SELECTED EXTRACT:
>>>>

Oct 21, 2025 (4 months ago)

3 min read

Create a lightweight web app that allows uploading a CSV, training a generative model (GaussianCopula / CTGAN / TVAE), and downloading a synthetic dataset, all running on CPU within Hugging Face Spaces.


In many real projects, it is not possible to share data due to privacy or compliance issues. Synthetic data allows:

  • Publishing demos without exposing sensitive information.
  • Augmenting data (data augmentation) and balancing rare classes.
  • Testing pipelines/ETL and dashboards without using the original dataset.

I wanted to build a simple, explainable, and portable tool for my portfolio: upload a CSV, learn its distribution, and generate a new CSV that preserves global patterns (distributions and correlations), without copying records.


How it works?

  1. Mandatory upload of a CSV (no preloaded data).
  2. Detection of column types and construction of metadata.
  3. Training of a synthesizer (GaussianCopula / CTGAN / TVAE) with lightweight parameters.
  4. Generation of N synthetic rows and download (synthetic.csv).
  5. Quality evaluation (0–1) with sdmetrics if available.

Architecture and stack

  • Interface: Streamlit (tabs + cards + custom CSS styles)
  • Synthetic modeling: SDV single_table (with fallback to sdv.tabular for compatibility)
  • Metrics: sdmetrics.QualityReport
  • Optional ML: PyTorch (only for CTGAN/TVAE)

<<<<

WORK ORDER: In the synthetic data app write-up, which tool is used for the app's interface?

PROVIDED RECORDS:
>>>>

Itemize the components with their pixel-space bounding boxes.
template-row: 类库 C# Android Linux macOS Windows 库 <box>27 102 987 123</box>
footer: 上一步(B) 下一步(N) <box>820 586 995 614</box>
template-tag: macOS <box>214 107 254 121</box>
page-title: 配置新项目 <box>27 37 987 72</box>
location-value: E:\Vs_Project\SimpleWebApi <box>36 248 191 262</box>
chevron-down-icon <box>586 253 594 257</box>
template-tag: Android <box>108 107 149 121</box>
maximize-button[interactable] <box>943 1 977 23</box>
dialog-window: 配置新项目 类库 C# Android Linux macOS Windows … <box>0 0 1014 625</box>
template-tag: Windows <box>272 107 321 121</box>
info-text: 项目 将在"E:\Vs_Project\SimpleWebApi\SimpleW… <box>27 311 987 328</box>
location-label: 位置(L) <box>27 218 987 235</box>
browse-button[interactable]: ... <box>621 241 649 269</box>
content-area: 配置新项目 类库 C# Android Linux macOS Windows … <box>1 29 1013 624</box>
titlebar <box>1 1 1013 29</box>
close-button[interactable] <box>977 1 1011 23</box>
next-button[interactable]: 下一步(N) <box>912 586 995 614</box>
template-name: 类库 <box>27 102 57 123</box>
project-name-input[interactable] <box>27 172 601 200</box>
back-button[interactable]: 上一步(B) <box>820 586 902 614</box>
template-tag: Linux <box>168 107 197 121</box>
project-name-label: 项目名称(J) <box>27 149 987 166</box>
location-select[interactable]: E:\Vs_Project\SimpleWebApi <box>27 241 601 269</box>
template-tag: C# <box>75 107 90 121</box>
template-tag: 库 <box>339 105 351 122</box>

<<<<

WRITTEN REPLY: Streamlit.